### Requirements
Below is a block of data; give all of it again word for word.

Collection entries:

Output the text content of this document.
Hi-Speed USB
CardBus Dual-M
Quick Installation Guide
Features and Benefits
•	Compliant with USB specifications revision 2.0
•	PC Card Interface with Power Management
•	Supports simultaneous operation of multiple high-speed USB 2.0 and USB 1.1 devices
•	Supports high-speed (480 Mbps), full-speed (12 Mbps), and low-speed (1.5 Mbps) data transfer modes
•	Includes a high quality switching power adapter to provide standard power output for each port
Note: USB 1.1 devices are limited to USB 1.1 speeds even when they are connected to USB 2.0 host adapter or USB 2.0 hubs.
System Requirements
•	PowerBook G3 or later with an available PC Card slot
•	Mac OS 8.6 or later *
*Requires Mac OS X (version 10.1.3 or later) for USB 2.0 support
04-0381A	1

### Problem solution
Output the text content of this document.
Hi-Speed USB
CardBus Dual-M
Quick Installation Guide
Features and Benefits
•	Compliant with USB specifications revision 2.0
•	PC Card Interface with Power Management
•	Supports simultaneous operation of multiple high-speed USB 2.0 and USB 1.1 devices
•	Supports high-speed (480 Mbps), full-speed (12 Mbps), and low-speed (1.5 Mbps) data transfer modes
•	Includes a high quality switching power adapter to provide standard power output for each port
Note: USB 1.1 devices are limited to USB 1.1 speeds even when they are connected to USB 2.0 host adapter or USB 2.0 hubs.
System Requirements
•	PowerBook G3 or later with an available PC Card slot
•	Mac OS 8.6 or later *
*Requires Mac OS X (version 10.1.3 or later) for USB 2.0 support
04-0381A	1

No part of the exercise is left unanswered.